======== EXERCISE INPUT

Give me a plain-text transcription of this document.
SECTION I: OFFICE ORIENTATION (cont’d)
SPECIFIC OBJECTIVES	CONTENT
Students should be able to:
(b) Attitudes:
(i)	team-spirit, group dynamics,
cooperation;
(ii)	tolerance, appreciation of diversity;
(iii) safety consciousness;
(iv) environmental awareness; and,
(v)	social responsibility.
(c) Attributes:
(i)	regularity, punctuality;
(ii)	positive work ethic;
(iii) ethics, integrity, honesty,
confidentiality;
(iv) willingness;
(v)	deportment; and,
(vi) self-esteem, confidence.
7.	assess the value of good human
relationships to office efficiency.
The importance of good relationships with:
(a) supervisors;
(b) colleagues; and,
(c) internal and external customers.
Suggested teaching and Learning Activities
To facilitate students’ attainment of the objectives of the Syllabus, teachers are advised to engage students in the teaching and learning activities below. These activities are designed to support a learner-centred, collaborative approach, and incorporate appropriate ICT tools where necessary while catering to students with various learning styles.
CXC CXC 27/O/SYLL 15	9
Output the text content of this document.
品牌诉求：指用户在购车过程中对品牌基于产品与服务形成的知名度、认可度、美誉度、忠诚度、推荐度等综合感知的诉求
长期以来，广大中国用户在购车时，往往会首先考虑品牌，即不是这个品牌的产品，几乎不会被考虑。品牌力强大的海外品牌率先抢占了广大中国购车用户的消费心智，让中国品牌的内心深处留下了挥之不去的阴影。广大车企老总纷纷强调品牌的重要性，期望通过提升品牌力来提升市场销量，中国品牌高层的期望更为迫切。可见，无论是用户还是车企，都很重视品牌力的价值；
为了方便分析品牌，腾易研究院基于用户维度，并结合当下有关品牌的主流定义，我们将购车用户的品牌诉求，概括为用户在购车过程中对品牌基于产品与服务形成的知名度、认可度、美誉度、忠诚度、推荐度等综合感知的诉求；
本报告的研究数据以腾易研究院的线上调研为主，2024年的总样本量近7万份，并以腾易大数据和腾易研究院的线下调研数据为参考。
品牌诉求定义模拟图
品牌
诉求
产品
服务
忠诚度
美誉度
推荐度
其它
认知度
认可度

================

▶ OBJECTIVE
Show the data once more, exactly as it was written.

▶ RESULT OF THE TASK
Give me a plain-text transcription of this document.
SECTION I: OFFICE ORIENTATION (cont’d)
SPECIFIC OBJECTIVES	CONTENT
Students should be able to:
(b) Attitudes:
(i)	team-spirit, group dynamics,
cooperation;
(ii)	tolerance, appreciation of diversity;
(iii) safety consciousness;
(iv) environmental awareness; and,
(v)	social responsibility.
(c) Attributes:
(i)	regularity, punctuality;
(ii)	positive work ethic;
(iii) ethics, integrity, honesty,
confidentiality;
(iv) willingness;
(v)	deportment; and,
(vi) self-esteem, confidence.
7.	assess the value of good human
relationships to office efficiency.
The importance of good relationships with:
(a) supervisors;
(b) colleagues; and,
(c) internal and external customers.
Suggested teaching and Learning Activities
To facilitate students’ attainment of the objectives of the Syllabus, teachers are advised to engage students in the teaching and learning activities below. These activities are designed to support a learner-centred, collaborative approach, and incorporate appropriate ICT tools where necessary while catering to students with various learning styles.
CXC CXC 27/O/SYLL 15	9
Output the text content of this document.
品牌诉求：指用户在购车过程中对品牌基于产品与服务形成的知名度、认可度、美誉度、忠诚度、推荐度等综合感知的诉求
长期以来，广大中国用户在购车时，往往会首先考虑品牌，即不是这个品牌的产品，几乎不会被考虑。品牌力强大的海外品牌率先抢占了广大中国购车用户的消费心智，让中国品牌的内心深处留下了挥之不去的阴影。广大车企老总纷纷强调品牌的重要性，期望通过提升品牌力来提升市场销量，中国品牌高层的期望更为迫切。可见，无论是用户还是车企，都很重视品牌力的价值；
为了方便分析品牌，腾易研究院基于用户维度，并结合当下有关品牌的主流定义，我们将购车用户的品牌诉求，概括为用户在购车过程中对品牌基于产品与服务形成的知名度、认可度、美誉度、忠诚度、推荐度等综合感知的诉求；
本报告的研究数据以腾易研究院的线上调研为主，2024年的总样本量近7万份，并以腾易大数据和腾易研究院的线下调研数据为参考。
品牌诉求定义模拟图
品牌
诉求
产品
服务
忠诚度
美誉度
推荐度
其它
认知度
认可度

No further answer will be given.